> **Required work**
Write out, word for word, every line from the one containing "What data populates" through the last line of the records below, both ends included.

> **Data entries**
━━━━━━━━━━━━━━━━

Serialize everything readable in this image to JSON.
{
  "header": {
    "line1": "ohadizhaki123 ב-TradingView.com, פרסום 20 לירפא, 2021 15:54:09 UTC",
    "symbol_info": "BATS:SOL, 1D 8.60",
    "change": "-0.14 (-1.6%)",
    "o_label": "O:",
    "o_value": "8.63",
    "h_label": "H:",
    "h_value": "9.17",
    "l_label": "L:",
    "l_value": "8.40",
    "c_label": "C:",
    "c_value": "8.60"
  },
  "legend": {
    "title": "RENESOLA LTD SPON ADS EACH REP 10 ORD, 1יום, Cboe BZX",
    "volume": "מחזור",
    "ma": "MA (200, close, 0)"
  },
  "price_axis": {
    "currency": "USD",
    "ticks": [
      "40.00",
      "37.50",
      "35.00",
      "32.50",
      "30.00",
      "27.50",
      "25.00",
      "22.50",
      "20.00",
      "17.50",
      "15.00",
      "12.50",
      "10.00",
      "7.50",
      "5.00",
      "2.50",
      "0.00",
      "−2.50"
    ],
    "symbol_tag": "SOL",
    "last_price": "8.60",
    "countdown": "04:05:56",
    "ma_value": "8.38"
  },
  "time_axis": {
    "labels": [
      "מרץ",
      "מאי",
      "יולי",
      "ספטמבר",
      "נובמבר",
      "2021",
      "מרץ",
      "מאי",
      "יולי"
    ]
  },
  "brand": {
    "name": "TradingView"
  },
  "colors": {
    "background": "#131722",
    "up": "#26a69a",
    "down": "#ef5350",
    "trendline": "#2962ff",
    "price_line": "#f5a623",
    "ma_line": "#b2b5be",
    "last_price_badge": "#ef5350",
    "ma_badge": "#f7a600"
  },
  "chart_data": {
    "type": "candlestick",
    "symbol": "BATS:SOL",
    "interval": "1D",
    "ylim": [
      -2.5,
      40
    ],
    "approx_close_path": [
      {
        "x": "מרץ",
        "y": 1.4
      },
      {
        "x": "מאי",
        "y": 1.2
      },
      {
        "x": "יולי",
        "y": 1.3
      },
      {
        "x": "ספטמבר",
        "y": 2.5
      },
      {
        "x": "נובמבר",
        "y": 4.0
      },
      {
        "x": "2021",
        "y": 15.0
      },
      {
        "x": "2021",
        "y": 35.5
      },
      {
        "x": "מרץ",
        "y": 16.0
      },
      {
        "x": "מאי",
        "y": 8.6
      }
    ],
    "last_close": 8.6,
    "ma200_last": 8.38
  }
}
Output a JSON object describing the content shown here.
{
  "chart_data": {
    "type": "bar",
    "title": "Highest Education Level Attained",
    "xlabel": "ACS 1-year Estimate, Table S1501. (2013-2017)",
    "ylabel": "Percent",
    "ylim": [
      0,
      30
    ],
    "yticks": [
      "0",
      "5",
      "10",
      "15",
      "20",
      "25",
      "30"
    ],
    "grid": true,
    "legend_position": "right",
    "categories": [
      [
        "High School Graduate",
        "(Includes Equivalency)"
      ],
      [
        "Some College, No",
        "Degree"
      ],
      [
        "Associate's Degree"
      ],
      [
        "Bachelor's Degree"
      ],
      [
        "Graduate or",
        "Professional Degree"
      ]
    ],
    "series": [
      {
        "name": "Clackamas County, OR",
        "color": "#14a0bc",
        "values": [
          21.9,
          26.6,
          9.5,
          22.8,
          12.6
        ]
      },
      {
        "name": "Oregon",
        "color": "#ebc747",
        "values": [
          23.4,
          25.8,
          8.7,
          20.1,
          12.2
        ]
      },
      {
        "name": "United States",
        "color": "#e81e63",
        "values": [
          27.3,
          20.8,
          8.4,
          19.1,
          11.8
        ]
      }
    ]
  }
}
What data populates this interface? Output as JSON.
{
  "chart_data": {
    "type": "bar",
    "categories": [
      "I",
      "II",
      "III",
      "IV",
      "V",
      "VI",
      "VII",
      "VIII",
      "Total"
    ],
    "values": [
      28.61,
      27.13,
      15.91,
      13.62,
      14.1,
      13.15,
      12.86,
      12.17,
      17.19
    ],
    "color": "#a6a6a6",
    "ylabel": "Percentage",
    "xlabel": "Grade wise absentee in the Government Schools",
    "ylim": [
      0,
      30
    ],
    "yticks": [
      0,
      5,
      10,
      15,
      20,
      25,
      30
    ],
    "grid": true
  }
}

━━━━━━━━━━━━━━━━

> **The reply**
What data populates this interface? Output as JSON.
{
  "chart_data": {
    "type": "bar",
    "categories": [
      "I",
      "II",
      "III",
      "IV",
      "V",
      "VI",
      "VII",
      "VIII",
      "Total"
    ],
    "values": [
      28.61,
      27.13,
      15.91,
      13.62,
      14.1,
      13.15,
      12.86,
      12.17,
      17.19
    ],
    "color": "#a6a6a6",
    "ylabel": "Percentage",
    "xlabel": "Grade wise absentee in the Government Schools",
    "ylim": [
      0,
      30
    ],
    "yticks": [
      0,
      5,
      10,
      15,
      20,
      25,
      30
    ],
    "grid": true
  }
}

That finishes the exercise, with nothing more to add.